== Written request ==
Below are some records; retype all of them exactly.

Excerpt from a dataset

· · · · ·

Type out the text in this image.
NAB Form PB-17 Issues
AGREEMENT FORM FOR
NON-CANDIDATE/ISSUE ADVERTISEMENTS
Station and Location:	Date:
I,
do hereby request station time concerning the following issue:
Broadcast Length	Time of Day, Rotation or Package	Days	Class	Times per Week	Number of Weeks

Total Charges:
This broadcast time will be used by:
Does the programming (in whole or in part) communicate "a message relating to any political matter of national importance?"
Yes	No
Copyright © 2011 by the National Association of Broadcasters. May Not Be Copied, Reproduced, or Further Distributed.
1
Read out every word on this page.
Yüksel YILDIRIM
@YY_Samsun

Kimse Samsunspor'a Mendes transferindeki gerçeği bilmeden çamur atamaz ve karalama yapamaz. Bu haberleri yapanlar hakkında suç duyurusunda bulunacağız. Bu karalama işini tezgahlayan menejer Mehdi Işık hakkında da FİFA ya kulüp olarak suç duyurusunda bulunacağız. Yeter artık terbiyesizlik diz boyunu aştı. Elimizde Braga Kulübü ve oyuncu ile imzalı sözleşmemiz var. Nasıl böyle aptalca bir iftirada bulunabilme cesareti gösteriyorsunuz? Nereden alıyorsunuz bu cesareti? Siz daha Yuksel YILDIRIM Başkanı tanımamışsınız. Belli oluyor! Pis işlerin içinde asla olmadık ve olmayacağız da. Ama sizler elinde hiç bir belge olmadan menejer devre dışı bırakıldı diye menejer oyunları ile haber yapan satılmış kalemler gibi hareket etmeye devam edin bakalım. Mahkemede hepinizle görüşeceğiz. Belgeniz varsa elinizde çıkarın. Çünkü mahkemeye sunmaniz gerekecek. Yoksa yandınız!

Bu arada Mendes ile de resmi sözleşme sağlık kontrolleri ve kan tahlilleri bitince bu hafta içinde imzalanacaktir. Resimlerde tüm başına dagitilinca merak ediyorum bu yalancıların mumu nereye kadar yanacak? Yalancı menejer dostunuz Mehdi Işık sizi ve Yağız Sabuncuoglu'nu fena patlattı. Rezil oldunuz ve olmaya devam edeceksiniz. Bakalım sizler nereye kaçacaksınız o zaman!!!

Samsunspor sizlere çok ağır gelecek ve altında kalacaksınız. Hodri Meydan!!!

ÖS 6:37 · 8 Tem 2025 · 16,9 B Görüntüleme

· · · · ·

== In response ==
Type out the text in this image.
NAB Form PB-17 Issues
AGREEMENT FORM FOR
NON-CANDIDATE/ISSUE ADVERTISEMENTS
Station and Location:	Date:
I,
do hereby request station time concerning the following issue:
Broadcast Length	Time of Day, Rotation or Package	Days	Class	Times per Week	Number of Weeks

Total Charges:
This broadcast time will be used by:
Does the programming (in whole or in part) communicate "a message relating to any political matter of national importance?"
Yes	No
Copyright © 2011 by the National Association of Broadcasters. May Not Be Copied, Reproduced, or Further Distributed.
1
Read out every word on this page.
Yüksel YILDIRIM
@YY_Samsun

Kimse Samsunspor'a Mendes transferindeki gerçeği bilmeden çamur atamaz ve karalama yapamaz. Bu haberleri yapanlar hakkında suç duyurusunda bulunacağız. Bu karalama işini tezgahlayan menejer Mehdi Işık hakkında da FİFA ya kulüp olarak suç duyurusunda bulunacağız. Yeter artık terbiyesizlik diz boyunu aştı. Elimizde Braga Kulübü ve oyuncu ile imzalı sözleşmemiz var. Nasıl böyle aptalca bir iftirada bulunabilme cesareti gösteriyorsunuz? Nereden alıyorsunuz bu cesareti? Siz daha Yuksel YILDIRIM Başkanı tanımamışsınız. Belli oluyor! Pis işlerin içinde asla olmadık ve olmayacağız da. Ama sizler elinde hiç bir belge olmadan menejer devre dışı bırakıldı diye menejer oyunları ile haber yapan satılmış kalemler gibi hareket etmeye devam edin bakalım. Mahkemede hepinizle görüşeceğiz. Belgeniz varsa elinizde çıkarın. Çünkü mahkemeye sunmaniz gerekecek. Yoksa yandınız!

Bu arada Mendes ile de resmi sözleşme sağlık kontrolleri ve kan tahlilleri bitince bu hafta içinde imzalanacaktir. Resimlerde tüm başına dagitilinca merak ediyorum bu yalancıların mumu nereye kadar yanacak? Yalancı menejer dostunuz Mehdi Işık sizi ve Yağız Sabuncuoglu'nu fena patlattı. Rezil oldunuz ve olmaya devam edeceksiniz. Bakalım sizler nereye kaçacaksınız o zaman!!!

Samsunspor sizlere çok ağır gelecek ve altında kalacaksınız. Hodri Meydan!!!

ÖS 6:37 · 8 Tem 2025 · 16,9 B Görüntüleme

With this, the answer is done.